__WHAT THE TASK ASKS__
Copy every line from the records below that holds the word "历史标准".

+===+

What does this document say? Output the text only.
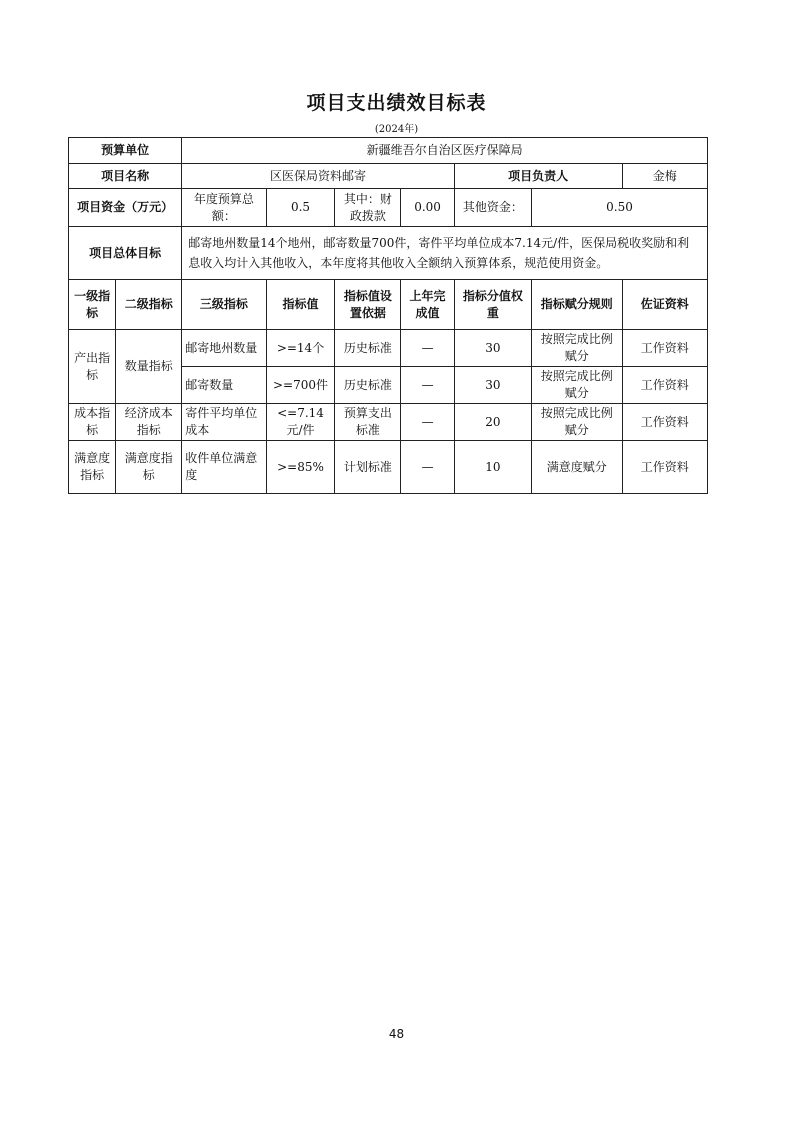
项目支出绩效目标表
(2024年)
预算单位		新疆维吾尔自治区医疗保障局						
项目名称		区医保局资料邮寄				项目负责人		金梅
项目资金（万元）		年度预算总额：	0.5	其中：财政拨款	0.00	其他资金：	0.50	
项目总体目标		邮寄地州数量14个地州，邮寄数量700件，寄件平均单位成本7.14元/件，医保局税收奖励和利息收入均计入其他收入，本年度将其他收入全额纳入预算体系，规范使用资金。						
一级指标	二级指标	三级指标	指标值	指标值设置依据	上年完成值	指标分值权重	指标赋分规则	佐证资料
产出指标	数量指标	邮寄地州数量	>=14个	历史标准	—	30	按照完成比例赋分	工作资料
		邮寄数量	>=700件	历史标准	—	30	按照完成比例赋分	工作资料
成本指标	经济成本指标	寄件平均单位成本	<=7.14元/件	预算支出标准	—	20	按照完成比例赋分	工作资料
满意度指标	满意度指标	收件单位满意度	>=85%	计划标准	—	10	满意度赋分	工作资料
48
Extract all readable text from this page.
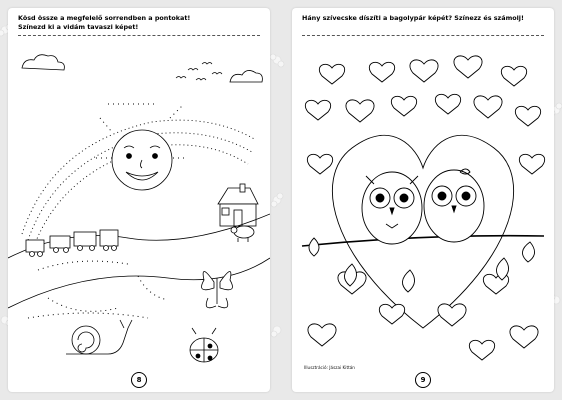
Kösd össze a megfelelő sorrendben a pontokat!
Színezd ki a vidám tavaszi képet!
8
Hány szívecske díszíti a bagolypár képét? Színezz és számolj!
Illusztráció: Jászai Kittán
9
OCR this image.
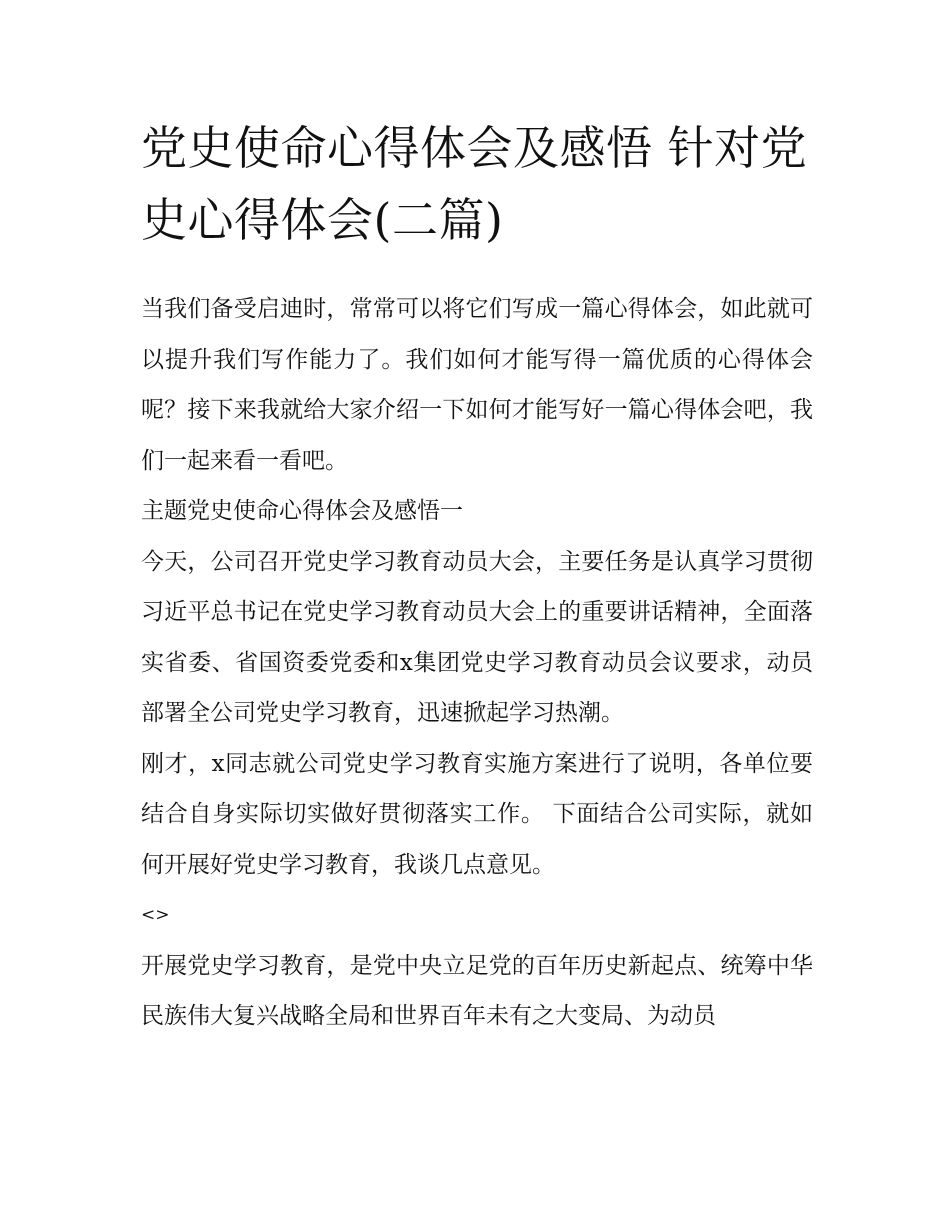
党史使命心得体会及感悟 针对党史心得体会(二篇)

当我们备受启迪时，常常可以将它们写成一篇心得体会，如此就可以提升我们写作能力了。我们如何才能写得一篇优质的心得体会呢？接下来我就给大家介绍一下如何才能写好一篇心得体会吧，我们一起来看一看吧。

主题党史使命心得体会及感悟一

今天，公司召开党史学习教育动员大会，主要任务是认真学习贯彻习近平总书记在党史学习教育动员大会上的重要讲话精神，全面落实省委、省国资委党委和x集团党史学习教育动员会议要求，动员部署全公司党史学习教育，迅速掀起学习热潮。

刚才，x同志就公司党史学习教育实施方案进行了说明，各单位要结合自身实际切实做好贯彻落实工作。 下面结合公司实际，就如何开展好党史学习教育，我谈几点意见。

<>

开展党史学习教育，是党中央立足党的百年历史新起点、统筹中华民族伟大复兴战略全局和世界百年未有之大变局、为动员
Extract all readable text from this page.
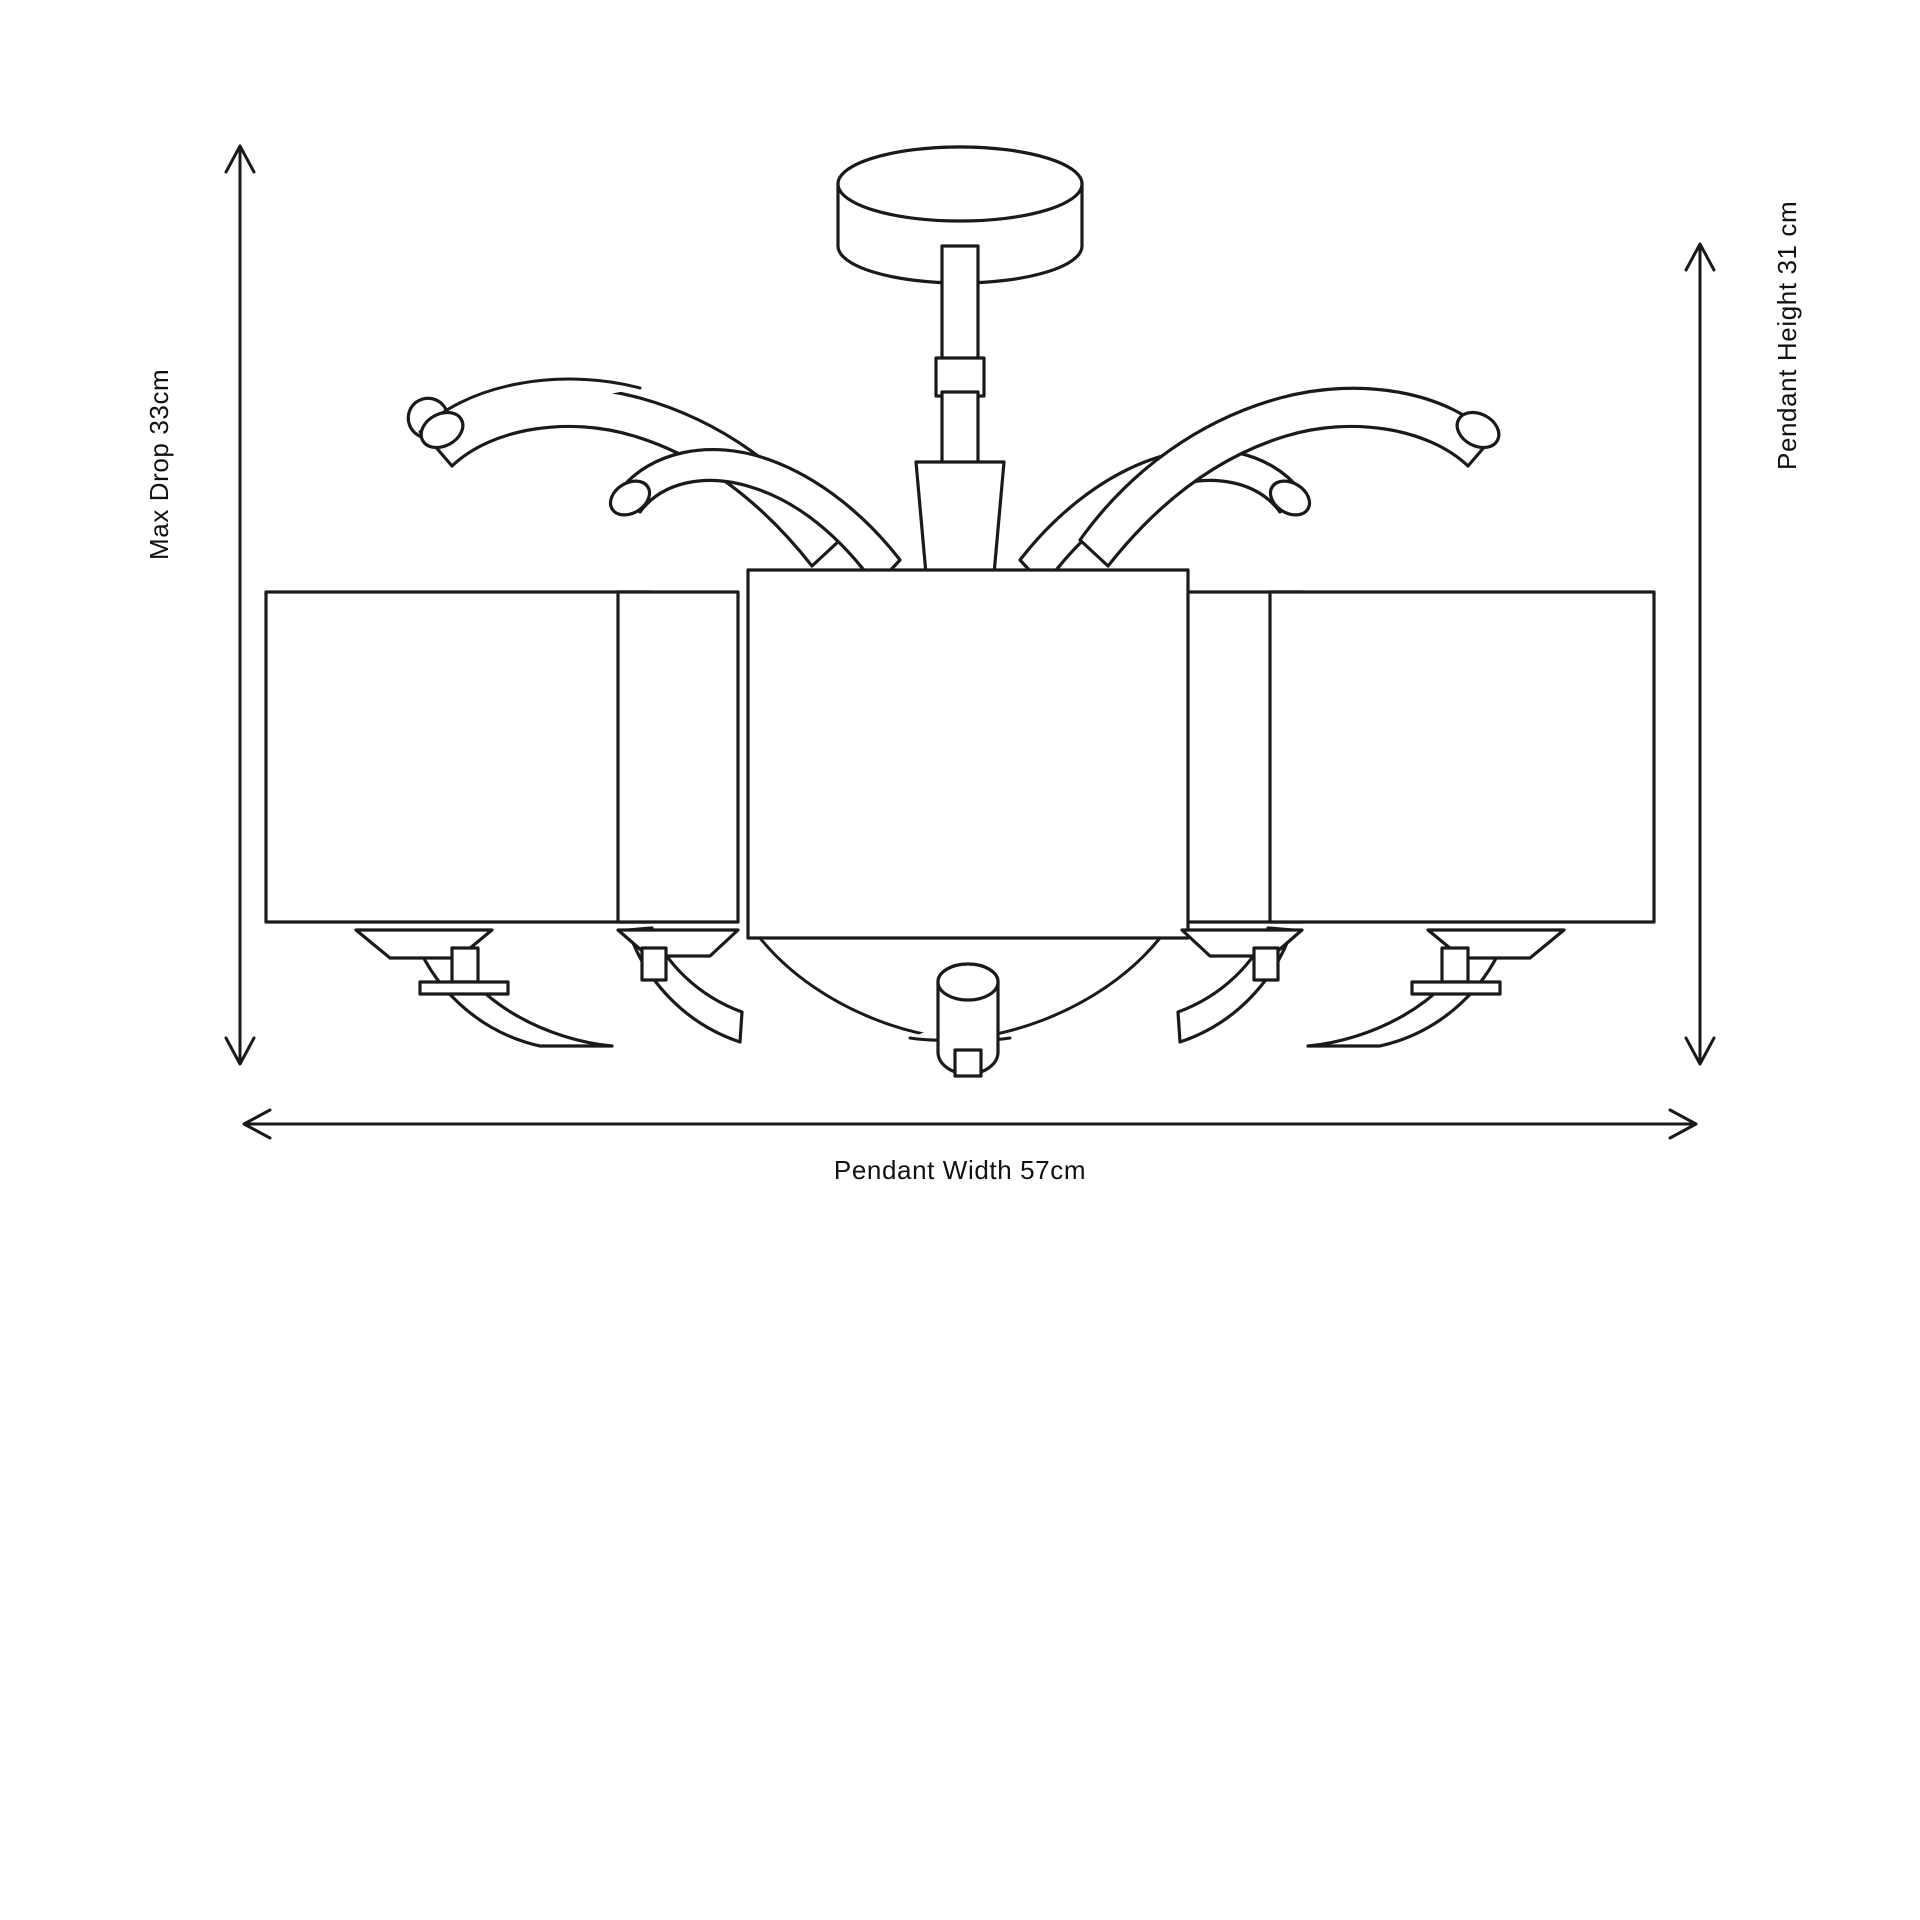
Max Drop 33cm	Pendant Height 31 cm
Pendant Width 57cm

+===+

__WRITTEN SOLUTION__
产出指标	数量指标	邮寄地州数量	>=14个	历史标准	—	30	按照完成比例赋分	工作资料
		邮寄数量	>=700件	历史标准	—	30	按照完成比例赋分	工作资料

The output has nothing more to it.